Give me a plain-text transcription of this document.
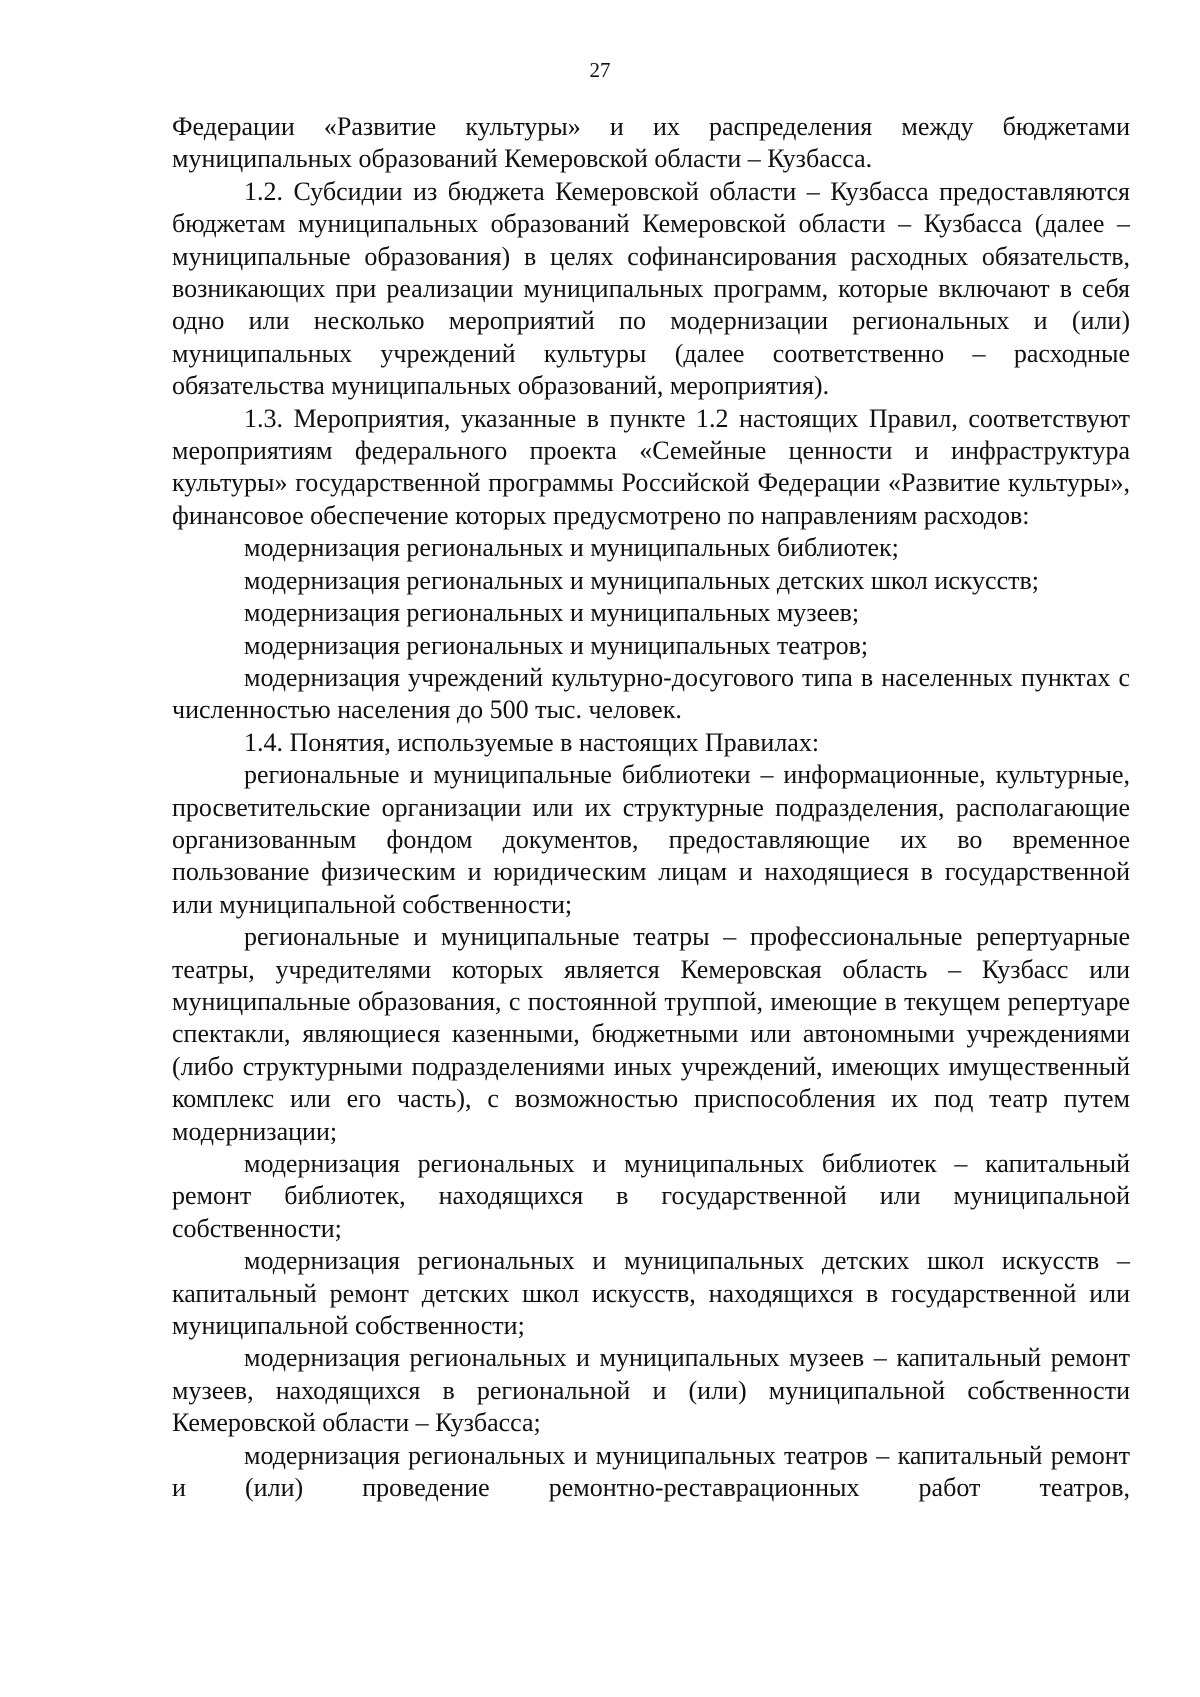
27

Федерации «Развитие культуры» и их распределения между бюджетами муниципальных образований Кемеровской области – Кузбасса.

1.2. Субсидии из бюджета Кемеровской области – Кузбасса предоставляются бюджетам муниципальных образований Кемеровской области – Кузбасса (далее – муниципальные образования) в целях софинансирования расходных обязательств, возникающих при реализации муниципальных программ, которые включают в себя одно или несколько мероприятий по модернизации региональных и (или) муниципальных учреждений культуры (далее соответственно – расходные обязательства муниципальных образований, мероприятия).

1.3. Мероприятия, указанные в пункте 1.2 настоящих Правил, соответствуют мероприятиям федерального проекта «Семейные ценности и инфраструктура культуры» государственной программы Российской Федерации «Развитие культуры», финансовое обеспечение которых предусмотрено по направлениям расходов:

модернизация региональных и муниципальных библиотек;

модернизация региональных и муниципальных детских школ искусств;

модернизация региональных и муниципальных музеев;

модернизация региональных и муниципальных театров;

модернизация учреждений культурно-досугового типа в населенных пунктах с численностью населения до 500 тыс. человек.

1.4. Понятия, используемые в настоящих Правилах:

региональные и муниципальные библиотеки – информационные, культурные, просветительские организации или их структурные подразделения, располагающие организованным фондом документов, предоставляющие их во временное пользование физическим и юридическим лицам и находящиеся в государственной или муниципальной собственности;

региональные и муниципальные театры – профессиональные репертуарные театры, учредителями которых является Кемеровская область – Кузбасс или муниципальные образования, с постоянной труппой, имеющие в текущем репертуаре спектакли, являющиеся казенными, бюджетными или автономными учреждениями (либо структурными подразделениями иных учреждений, имеющих имущественный комплекс или его часть), с возможностью приспособления их под театр путем модернизации;

модернизация региональных и муниципальных библиотек – капитальный ремонт библиотек, находящихся в государственной или муниципальной собственности;

модернизация региональных и муниципальных детских школ искусств – капитальный ремонт детских школ искусств, находящихся в государственной или муниципальной собственности;

модернизация региональных и муниципальных музеев – капитальный ремонт музеев, находящихся в региональной и (или) муниципальной собственности Кемеровской области – Кузбасса;

модернизация региональных и муниципальных театров – капитальный ремонт и (или) проведение ремонтно-реставрационных работ театров,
================================
_TASK TO CARRY OUT_
Output the entries above exactly. Drop the pictures.

_EXERCISE RESULT_
Give me a plain-text transcription of this document.
27

Федерации «Развитие культуры» и их распределения между бюджетами муниципальных образований Кемеровской области – Кузбасса.

1.2. Субсидии из бюджета Кемеровской области – Кузбасса предоставляются бюджетам муниципальных образований Кемеровской области – Кузбасса (далее – муниципальные образования) в целях софинансирования расходных обязательств, возникающих при реализации муниципальных программ, которые включают в себя одно или несколько мероприятий по модернизации региональных и (или) муниципальных учреждений культуры (далее соответственно – расходные обязательства муниципальных образований, мероприятия).

1.3. Мероприятия, указанные в пункте 1.2 настоящих Правил, соответствуют мероприятиям федерального проекта «Семейные ценности и инфраструктура культуры» государственной программы Российской Федерации «Развитие культуры», финансовое обеспечение которых предусмотрено по направлениям расходов:

модернизация региональных и муниципальных библиотек;

модернизация региональных и муниципальных детских школ искусств;

модернизация региональных и муниципальных музеев;

модернизация региональных и муниципальных театров;

модернизация учреждений культурно-досугового типа в населенных пунктах с численностью населения до 500 тыс. человек.

1.4. Понятия, используемые в настоящих Правилах:

региональные и муниципальные библиотеки – информационные, культурные, просветительские организации или их структурные подразделения, располагающие организованным фондом документов, предоставляющие их во временное пользование физическим и юридическим лицам и находящиеся в государственной или муниципальной собственности;

региональные и муниципальные театры – профессиональные репертуарные театры, учредителями которых является Кемеровская область – Кузбасс или муниципальные образования, с постоянной труппой, имеющие в текущем репертуаре спектакли, являющиеся казенными, бюджетными или автономными учреждениями (либо структурными подразделениями иных учреждений, имеющих имущественный комплекс или его часть), с возможностью приспособления их под театр путем модернизации;

модернизация региональных и муниципальных библиотек – капитальный ремонт библиотек, находящихся в государственной или муниципальной собственности;

модернизация региональных и муниципальных детских школ искусств – капитальный ремонт детских школ искусств, находящихся в государственной или муниципальной собственности;

модернизация региональных и муниципальных музеев – капитальный ремонт музеев, находящихся в региональной и (или) муниципальной собственности Кемеровской области – Кузбасса;

модернизация региональных и муниципальных театров – капитальный ремонт и (или) проведение ремонтно-реставрационных работ театров,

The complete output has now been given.